_Work required_
Extract all of the entries and set them down verbatim.

_The input_
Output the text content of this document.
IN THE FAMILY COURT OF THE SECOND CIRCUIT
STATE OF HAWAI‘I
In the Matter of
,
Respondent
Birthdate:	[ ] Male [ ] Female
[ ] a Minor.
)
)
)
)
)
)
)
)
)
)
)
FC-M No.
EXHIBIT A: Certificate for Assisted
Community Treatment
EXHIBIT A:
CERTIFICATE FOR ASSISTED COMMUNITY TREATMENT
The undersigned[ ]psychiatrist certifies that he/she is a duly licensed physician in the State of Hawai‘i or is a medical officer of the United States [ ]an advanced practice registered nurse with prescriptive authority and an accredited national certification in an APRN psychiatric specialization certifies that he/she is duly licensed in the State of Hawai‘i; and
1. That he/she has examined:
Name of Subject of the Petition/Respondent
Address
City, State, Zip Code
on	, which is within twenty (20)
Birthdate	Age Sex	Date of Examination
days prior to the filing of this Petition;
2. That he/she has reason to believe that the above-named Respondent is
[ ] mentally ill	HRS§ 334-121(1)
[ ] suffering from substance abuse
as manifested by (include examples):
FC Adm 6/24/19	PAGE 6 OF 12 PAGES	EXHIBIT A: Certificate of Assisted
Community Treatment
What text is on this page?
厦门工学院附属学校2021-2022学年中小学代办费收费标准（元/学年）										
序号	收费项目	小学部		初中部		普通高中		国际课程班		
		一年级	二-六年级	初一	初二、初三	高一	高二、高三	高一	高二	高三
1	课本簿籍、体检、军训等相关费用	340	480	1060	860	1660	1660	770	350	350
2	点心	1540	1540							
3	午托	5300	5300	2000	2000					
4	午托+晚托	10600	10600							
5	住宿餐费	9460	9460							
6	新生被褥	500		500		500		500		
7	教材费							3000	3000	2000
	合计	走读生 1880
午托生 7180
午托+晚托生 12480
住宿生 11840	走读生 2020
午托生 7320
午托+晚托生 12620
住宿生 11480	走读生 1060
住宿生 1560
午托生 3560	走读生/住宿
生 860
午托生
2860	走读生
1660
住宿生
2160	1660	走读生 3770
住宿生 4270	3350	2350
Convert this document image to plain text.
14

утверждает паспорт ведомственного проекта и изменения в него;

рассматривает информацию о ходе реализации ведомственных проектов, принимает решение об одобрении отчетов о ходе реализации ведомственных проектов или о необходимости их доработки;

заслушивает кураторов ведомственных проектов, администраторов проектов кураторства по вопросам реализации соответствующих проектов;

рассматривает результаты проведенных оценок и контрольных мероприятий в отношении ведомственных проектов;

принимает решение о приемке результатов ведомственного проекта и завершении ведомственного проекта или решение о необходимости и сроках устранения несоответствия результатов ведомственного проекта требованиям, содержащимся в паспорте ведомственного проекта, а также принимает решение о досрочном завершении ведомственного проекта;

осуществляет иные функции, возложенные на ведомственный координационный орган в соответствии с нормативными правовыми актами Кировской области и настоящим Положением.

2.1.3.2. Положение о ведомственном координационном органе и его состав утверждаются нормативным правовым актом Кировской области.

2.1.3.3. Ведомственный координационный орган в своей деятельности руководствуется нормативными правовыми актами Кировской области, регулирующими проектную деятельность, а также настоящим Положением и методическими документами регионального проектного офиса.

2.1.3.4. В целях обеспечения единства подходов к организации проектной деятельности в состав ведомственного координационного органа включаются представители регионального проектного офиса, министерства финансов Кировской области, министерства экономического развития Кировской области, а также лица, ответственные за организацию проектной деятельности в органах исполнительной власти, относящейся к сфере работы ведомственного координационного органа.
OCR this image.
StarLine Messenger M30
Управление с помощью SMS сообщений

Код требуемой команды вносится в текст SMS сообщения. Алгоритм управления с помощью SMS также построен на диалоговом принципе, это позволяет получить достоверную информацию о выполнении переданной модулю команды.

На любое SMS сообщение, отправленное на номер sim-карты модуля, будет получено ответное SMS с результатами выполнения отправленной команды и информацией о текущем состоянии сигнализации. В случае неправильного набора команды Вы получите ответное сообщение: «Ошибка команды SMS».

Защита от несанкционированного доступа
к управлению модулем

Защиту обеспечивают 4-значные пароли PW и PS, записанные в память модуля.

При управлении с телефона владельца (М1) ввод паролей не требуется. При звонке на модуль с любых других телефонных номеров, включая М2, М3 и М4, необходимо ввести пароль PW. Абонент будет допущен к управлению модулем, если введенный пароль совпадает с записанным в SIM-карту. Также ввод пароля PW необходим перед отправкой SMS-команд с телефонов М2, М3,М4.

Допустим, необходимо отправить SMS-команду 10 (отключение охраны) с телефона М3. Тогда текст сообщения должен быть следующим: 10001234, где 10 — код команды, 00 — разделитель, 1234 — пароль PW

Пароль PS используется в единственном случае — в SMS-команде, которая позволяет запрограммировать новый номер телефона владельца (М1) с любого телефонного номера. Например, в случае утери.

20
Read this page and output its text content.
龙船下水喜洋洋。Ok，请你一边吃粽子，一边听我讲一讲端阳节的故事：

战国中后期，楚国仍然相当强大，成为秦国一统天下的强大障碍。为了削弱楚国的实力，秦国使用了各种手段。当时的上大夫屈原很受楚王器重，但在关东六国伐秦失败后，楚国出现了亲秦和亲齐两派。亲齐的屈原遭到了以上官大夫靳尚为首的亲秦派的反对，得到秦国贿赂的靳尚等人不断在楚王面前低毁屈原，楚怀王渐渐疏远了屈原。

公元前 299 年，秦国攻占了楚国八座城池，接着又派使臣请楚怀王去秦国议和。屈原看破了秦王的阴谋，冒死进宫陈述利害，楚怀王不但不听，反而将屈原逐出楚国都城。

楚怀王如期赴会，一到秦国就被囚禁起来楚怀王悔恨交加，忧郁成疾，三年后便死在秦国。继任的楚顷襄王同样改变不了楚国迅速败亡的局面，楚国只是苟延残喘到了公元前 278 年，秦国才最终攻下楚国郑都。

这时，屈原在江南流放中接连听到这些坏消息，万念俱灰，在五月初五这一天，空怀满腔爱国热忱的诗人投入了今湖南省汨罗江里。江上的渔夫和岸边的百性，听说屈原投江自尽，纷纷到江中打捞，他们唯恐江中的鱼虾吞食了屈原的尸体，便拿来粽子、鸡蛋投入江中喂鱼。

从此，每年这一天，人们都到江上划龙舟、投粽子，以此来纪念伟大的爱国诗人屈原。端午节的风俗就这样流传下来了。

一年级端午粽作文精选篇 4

_The answer_
Output the text content of this document.
IN THE FAMILY COURT OF THE SECOND CIRCUIT
STATE OF HAWAI‘I
In the Matter of
,
Respondent
Birthdate:	[ ] Male [ ] Female
[ ] a Minor.
)
)
)
)
)
)
)
)
)
)
)
FC-M No.
EXHIBIT A: Certificate for Assisted
Community Treatment
EXHIBIT A:
CERTIFICATE FOR ASSISTED COMMUNITY TREATMENT
The undersigned[ ]psychiatrist certifies that he/she is a duly licensed physician in the State of Hawai‘i or is a medical officer of the United States [ ]an advanced practice registered nurse with prescriptive authority and an accredited national certification in an APRN psychiatric specialization certifies that he/she is duly licensed in the State of Hawai‘i; and
1. That he/she has examined:
Name of Subject of the Petition/Respondent
Address
City, State, Zip Code
on	, which is within twenty (20)
Birthdate	Age Sex	Date of Examination
days prior to the filing of this Petition;
2. That he/she has reason to believe that the above-named Respondent is
[ ] mentally ill	HRS§ 334-121(1)
[ ] suffering from substance abuse
as manifested by (include examples):
FC Adm 6/24/19	PAGE 6 OF 12 PAGES	EXHIBIT A: Certificate of Assisted
Community Treatment
What text is on this page?
厦门工学院附属学校2021-2022学年中小学代办费收费标准（元/学年）										
序号	收费项目	小学部		初中部		普通高中		国际课程班		
		一年级	二-六年级	初一	初二、初三	高一	高二、高三	高一	高二	高三
1	课本簿籍、体检、军训等相关费用	340	480	1060	860	1660	1660	770	350	350
2	点心	1540	1540							
3	午托	5300	5300	2000	2000					
4	午托+晚托	10600	10600							
5	住宿餐费	9460	9460							
6	新生被褥	500		500		500		500		
7	教材费							3000	3000	2000
	合计	走读生 1880
午托生 7180
午托+晚托生 12480
住宿生 11840	走读生 2020
午托生 7320
午托+晚托生 12620
住宿生 11480	走读生 1060
住宿生 1560
午托生 3560	走读生/住宿
生 860
午托生
2860	走读生
1660
住宿生
2160	1660	走读生 3770
住宿生 4270	3350	2350
Convert this document image to plain text.
14

утверждает паспорт ведомственного проекта и изменения в него;

рассматривает информацию о ходе реализации ведомственных проектов, принимает решение об одобрении отчетов о ходе реализации ведомственных проектов или о необходимости их доработки;

заслушивает кураторов ведомственных проектов, администраторов проектов кураторства по вопросам реализации соответствующих проектов;

рассматривает результаты проведенных оценок и контрольных мероприятий в отношении ведомственных проектов;

принимает решение о приемке результатов ведомственного проекта и завершении ведомственного проекта или решение о необходимости и сроках устранения несоответствия результатов ведомственного проекта требованиям, содержащимся в паспорте ведомственного проекта, а также принимает решение о досрочном завершении ведомственного проекта;

осуществляет иные функции, возложенные на ведомственный координационный орган в соответствии с нормативными правовыми актами Кировской области и настоящим Положением.

2.1.3.2. Положение о ведомственном координационном органе и его состав утверждаются нормативным правовым актом Кировской области.

2.1.3.3. Ведомственный координационный орган в своей деятельности руководствуется нормативными правовыми актами Кировской области, регулирующими проектную деятельность, а также настоящим Положением и методическими документами регионального проектного офиса.

2.1.3.4. В целях обеспечения единства подходов к организации проектной деятельности в состав ведомственного координационного органа включаются представители регионального проектного офиса, министерства финансов Кировской области, министерства экономического развития Кировской области, а также лица, ответственные за организацию проектной деятельности в органах исполнительной власти, относящейся к сфере работы ведомственного координационного органа.
OCR this image.
StarLine Messenger M30
Управление с помощью SMS сообщений

Код требуемой команды вносится в текст SMS сообщения. Алгоритм управления с помощью SMS также построен на диалоговом принципе, это позволяет получить достоверную информацию о выполнении переданной модулю команды.

На любое SMS сообщение, отправленное на номер sim-карты модуля, будет получено ответное SMS с результатами выполнения отправленной команды и информацией о текущем состоянии сигнализации. В случае неправильного набора команды Вы получите ответное сообщение: «Ошибка команды SMS».

Защита от несанкционированного доступа
к управлению модулем

Защиту обеспечивают 4-значные пароли PW и PS, записанные в память модуля.

При управлении с телефона владельца (М1) ввод паролей не требуется. При звонке на модуль с любых других телефонных номеров, включая М2, М3 и М4, необходимо ввести пароль PW. Абонент будет допущен к управлению модулем, если введенный пароль совпадает с записанным в SIM-карту. Также ввод пароля PW необходим перед отправкой SMS-команд с телефонов М2, М3,М4.

Допустим, необходимо отправить SMS-команду 10 (отключение охраны) с телефона М3. Тогда текст сообщения должен быть следующим: 10001234, где 10 — код команды, 00 — разделитель, 1234 — пароль PW

Пароль PS используется в единственном случае — в SMS-команде, которая позволяет запрограммировать новый номер телефона владельца (М1) с любого телефонного номера. Например, в случае утери.

20
Read this page and output its text content.
龙船下水喜洋洋。Ok，请你一边吃粽子，一边听我讲一讲端阳节的故事：

战国中后期，楚国仍然相当强大，成为秦国一统天下的强大障碍。为了削弱楚国的实力，秦国使用了各种手段。当时的上大夫屈原很受楚王器重，但在关东六国伐秦失败后，楚国出现了亲秦和亲齐两派。亲齐的屈原遭到了以上官大夫靳尚为首的亲秦派的反对，得到秦国贿赂的靳尚等人不断在楚王面前低毁屈原，楚怀王渐渐疏远了屈原。

公元前 299 年，秦国攻占了楚国八座城池，接着又派使臣请楚怀王去秦国议和。屈原看破了秦王的阴谋，冒死进宫陈述利害，楚怀王不但不听，反而将屈原逐出楚国都城。

楚怀王如期赴会，一到秦国就被囚禁起来楚怀王悔恨交加，忧郁成疾，三年后便死在秦国。继任的楚顷襄王同样改变不了楚国迅速败亡的局面，楚国只是苟延残喘到了公元前 278 年，秦国才最终攻下楚国郑都。

这时，屈原在江南流放中接连听到这些坏消息，万念俱灰，在五月初五这一天，空怀满腔爱国热忱的诗人投入了今湖南省汨罗江里。江上的渔夫和岸边的百性，听说屈原投江自尽，纷纷到江中打捞，他们唯恐江中的鱼虾吞食了屈原的尸体，便拿来粽子、鸡蛋投入江中喂鱼。

从此，每年这一天，人们都到江上划龙舟、投粽子，以此来纪念伟大的爱国诗人屈原。端午节的风俗就这样流传下来了。

一年级端午粽作文精选篇 4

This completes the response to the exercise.